Recorded data
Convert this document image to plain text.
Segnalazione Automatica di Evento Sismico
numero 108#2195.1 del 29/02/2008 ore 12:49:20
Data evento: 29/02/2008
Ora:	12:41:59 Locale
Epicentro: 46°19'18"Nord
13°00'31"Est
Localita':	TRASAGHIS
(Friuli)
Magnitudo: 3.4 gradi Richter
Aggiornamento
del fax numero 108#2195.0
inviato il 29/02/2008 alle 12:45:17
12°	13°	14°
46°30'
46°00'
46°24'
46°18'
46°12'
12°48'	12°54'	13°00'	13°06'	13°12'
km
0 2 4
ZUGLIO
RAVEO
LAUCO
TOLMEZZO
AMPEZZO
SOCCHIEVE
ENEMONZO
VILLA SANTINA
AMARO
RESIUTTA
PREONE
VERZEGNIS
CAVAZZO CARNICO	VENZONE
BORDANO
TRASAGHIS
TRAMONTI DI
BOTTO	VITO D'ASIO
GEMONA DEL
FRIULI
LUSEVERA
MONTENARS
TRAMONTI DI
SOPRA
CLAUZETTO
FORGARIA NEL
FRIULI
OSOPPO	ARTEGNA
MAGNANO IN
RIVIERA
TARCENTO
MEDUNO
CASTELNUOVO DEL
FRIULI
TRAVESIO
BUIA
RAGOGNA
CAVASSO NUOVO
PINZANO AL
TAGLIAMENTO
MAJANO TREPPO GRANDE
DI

Instructions to follow: Write every line of the material above again, exactly.

Solution below:
Convert this document image to plain text.
Segnalazione Automatica di Evento Sismico
numero 108#2195.1 del 29/02/2008 ore 12:49:20
Data evento: 29/02/2008
Ora:	12:41:59 Locale
Epicentro: 46°19'18"Nord
13°00'31"Est
Localita':	TRASAGHIS
(Friuli)
Magnitudo: 3.4 gradi Richter
Aggiornamento
del fax numero 108#2195.0
inviato il 29/02/2008 alle 12:45:17
12°	13°	14°
46°30'
46°00'
46°24'
46°18'
46°12'
12°48'	12°54'	13°00'	13°06'	13°12'
km
0 2 4
ZUGLIO
RAVEO
LAUCO
TOLMEZZO
AMPEZZO
SOCCHIEVE
ENEMONZO
VILLA SANTINA
AMARO
RESIUTTA
PREONE
VERZEGNIS
CAVAZZO CARNICO	VENZONE
BORDANO
TRASAGHIS
TRAMONTI DI
BOTTO	VITO D'ASIO
GEMONA DEL
FRIULI
LUSEVERA
MONTENARS
TRAMONTI DI
SOPRA
CLAUZETTO
FORGARIA NEL
FRIULI
OSOPPO	ARTEGNA
MAGNANO IN
RIVIERA
TARCENTO
MEDUNO
CASTELNUOVO DEL
FRIULI
TRAVESIO
BUIA
RAGOGNA
CAVASSO NUOVO
PINZANO AL
TAGLIAMENTO
MAJANO TREPPO GRANDE
DI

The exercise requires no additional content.